課題の内容 =>
a: 抽出テキストの冒頭段落に示された2022年3月期決算の項目を、金額とあわせてすべて挙げよ。
b: 抽出テキストを2文で要約せよ。
c: 次の各文が抽出テキストの内容と合っているかどうか、はい・いいえで答え、判断の根拠となる本文の語句をそのまま引用してください。(i) 非物販のテナント構成は中経の目標である70%に到達した。(ii) 開催したイベントは2,900回だった。(iii) フィンテック事業の営業利益は小売セグメントの20倍を超える。

抽出テキスト =>
************

丸井グループ(東京都/青井浩社長)はさきごろ、2022年3月期の決算を発表した。売上高は2093億2300万円(前年同期比101.5%)、営業利益は367億8400万円(同141.6%)、経常利益は355億4700万円(144.8%)、親会社に帰属する当期利益は177億9100万円(同684.6%)だった。
グループの総取扱高は前期比16%増の3兆3734億円となり、初めて3兆円を超えた(前年:2兆9192億円)。営業利益と当期利益はコロナ前には戻らないものの、計画を達成した。

「百貨店」は今は昔

 数字で見る同社は、苦境にあえぐ百貨店業界とは一線を画す勢いだ。より詳細に数字を分析すると、同社が中経で打ち出し、推進する「百貨店業態のトランスフォーメーション」が着実に前進していることがわかる。

 「売らない店」については、非物販のテナント構成が7%増となり、50%に到達。中経で目標に掲げる70%達成に向け、順調に進捗している。

付随して強化している「イベントフルな店づくり」は、前期比で3倍以上となる2,900回のイベントを開催し、目標に掲げる5,600回へ向け、シフトを加速させている。

躍動するフィンテック事業

 売らずに利益を増やし続ける同社。小売のイメージでは想像がつかないが、どのように利益を上げているのか。そのカラクリこそが、同社の「変態」の肝であり、百貨店が次世代で生き残る生命線だ。

 解き明かすカギは、成長著しいフィンテック事業にある。22年3月期は、前期、前々期に比べ、売上収益、営業利益ともに過去最高を達成。営業利益の412億円は、小売セグメントの20倍超。コロナ前の水準を超える快調ぶりで、現在の同社を象徴している。

 同事業の命運を握るカードクレジット取扱高は、3兆円を突破。「家計シェア最大化」として戦略的に強化している家賃払い、EC、定期払いなどが奏功し、利用を牽引する。中経では26年3月期に5.3兆円を計画しているが、射程圏に入る勢いだ。

売らずに利益につなげる方程式

 キーワードは「新規事業、共創投資への無形投資を進めること」だ。新たな事業や有望なプロジェクトを、同社がテナント貸しと資金で支援。その際、同社はエポスカードの活用を条件とする。会員獲得のフックとするためだが、重要なのはそこではない。カードの普及によって、利用者のお金の動きを把握することが、同社が求める最大の価値だ。

 家計シェアを最大化することで、トレンドや売れ筋をデータ解析。常に市場の半歩先を見通し、投資効率を最大化する。つまり、テナントをラボのように活用し、売らない代わりに情報を吸い上げ、「売れるを見極める場」とするのだ。

 EC企業は当初からやっているデジタル時代のマーケティングの王道だが、生のイベントを絡めた場での施策は得られる情報の質も量も異なる。より未来へ向けた動きを把握できるのが、イベントフルな非物販テナントの強みといえる。

************

要素ボックス注記
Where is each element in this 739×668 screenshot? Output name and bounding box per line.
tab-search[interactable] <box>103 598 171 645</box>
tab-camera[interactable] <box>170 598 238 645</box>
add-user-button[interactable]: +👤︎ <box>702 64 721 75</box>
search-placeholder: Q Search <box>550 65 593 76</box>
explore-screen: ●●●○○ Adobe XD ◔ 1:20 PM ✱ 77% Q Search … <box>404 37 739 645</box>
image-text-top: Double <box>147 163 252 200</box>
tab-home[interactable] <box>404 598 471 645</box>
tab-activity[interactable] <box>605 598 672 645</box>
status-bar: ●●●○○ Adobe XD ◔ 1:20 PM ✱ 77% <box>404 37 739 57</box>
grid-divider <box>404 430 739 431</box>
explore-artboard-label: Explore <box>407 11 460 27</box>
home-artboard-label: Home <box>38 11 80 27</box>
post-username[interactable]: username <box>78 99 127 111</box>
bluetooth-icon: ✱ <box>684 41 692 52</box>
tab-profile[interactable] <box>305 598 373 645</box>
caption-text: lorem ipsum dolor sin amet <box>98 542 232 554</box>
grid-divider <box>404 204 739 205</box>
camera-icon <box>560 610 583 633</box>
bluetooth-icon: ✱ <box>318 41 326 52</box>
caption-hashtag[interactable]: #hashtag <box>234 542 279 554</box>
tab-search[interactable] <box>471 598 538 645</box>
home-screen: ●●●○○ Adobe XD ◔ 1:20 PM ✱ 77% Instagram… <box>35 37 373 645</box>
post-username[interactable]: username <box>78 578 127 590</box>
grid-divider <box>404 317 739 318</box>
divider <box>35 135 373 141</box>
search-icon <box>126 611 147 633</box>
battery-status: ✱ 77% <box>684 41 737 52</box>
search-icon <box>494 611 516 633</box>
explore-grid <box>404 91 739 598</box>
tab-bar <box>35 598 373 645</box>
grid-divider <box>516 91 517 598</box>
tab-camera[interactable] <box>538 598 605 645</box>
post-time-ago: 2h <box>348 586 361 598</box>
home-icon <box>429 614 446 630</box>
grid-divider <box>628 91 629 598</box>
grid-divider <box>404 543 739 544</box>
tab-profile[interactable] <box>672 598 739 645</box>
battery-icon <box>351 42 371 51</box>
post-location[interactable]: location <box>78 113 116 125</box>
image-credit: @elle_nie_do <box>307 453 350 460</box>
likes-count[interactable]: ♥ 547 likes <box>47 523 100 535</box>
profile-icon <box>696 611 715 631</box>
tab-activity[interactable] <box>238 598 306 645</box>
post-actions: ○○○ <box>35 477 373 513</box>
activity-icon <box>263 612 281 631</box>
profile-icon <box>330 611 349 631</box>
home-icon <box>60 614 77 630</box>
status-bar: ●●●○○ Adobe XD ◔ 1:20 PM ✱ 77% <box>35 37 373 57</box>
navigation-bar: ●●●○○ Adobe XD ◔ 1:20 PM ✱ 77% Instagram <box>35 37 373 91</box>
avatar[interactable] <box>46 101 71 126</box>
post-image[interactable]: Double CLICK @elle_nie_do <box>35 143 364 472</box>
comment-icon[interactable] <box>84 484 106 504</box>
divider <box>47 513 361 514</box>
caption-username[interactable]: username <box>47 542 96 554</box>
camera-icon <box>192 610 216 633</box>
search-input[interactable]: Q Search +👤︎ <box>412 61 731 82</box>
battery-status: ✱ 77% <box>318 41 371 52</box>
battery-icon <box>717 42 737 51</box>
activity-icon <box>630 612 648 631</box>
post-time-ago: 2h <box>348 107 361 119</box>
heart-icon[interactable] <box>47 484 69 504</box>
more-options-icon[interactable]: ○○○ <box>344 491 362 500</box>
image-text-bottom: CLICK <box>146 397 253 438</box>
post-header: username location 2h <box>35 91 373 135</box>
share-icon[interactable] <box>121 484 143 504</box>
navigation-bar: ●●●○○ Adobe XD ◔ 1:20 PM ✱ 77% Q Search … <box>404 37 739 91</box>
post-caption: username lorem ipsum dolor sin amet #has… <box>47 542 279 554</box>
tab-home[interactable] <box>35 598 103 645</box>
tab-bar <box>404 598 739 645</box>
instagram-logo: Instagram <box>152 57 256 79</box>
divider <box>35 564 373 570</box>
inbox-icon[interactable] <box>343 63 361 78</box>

************

解答 =>
a:
- 売上高:2093億2300万円
- 営業利益:367億8400万円
- 経常利益:355億4700万円
- 親会社に帰属する当期利益:177億9100万円

b: 丸井グループの2022年3月期決算は営業利益と当期利益が計画を達成し、グループの総取扱高は初めて3兆円を超えた。成長著しいフィンテック事業は売上収益と営業利益がともに過去最高となり、同社はエポスカードの普及によって利用者のお金の動きを把握することを最大の価値としている。

c:
(i) いいえ:「非物販のテナント構成が7%増となり、50%に到達。中経で目標に掲げる70%達成に向け、順調に進捗している。」
(ii) はい:「前期比で3倍以上となる2,900回のイベントを開催し」
(iii) はい:「営業利益の412億円は、小売セグメントの20倍超。」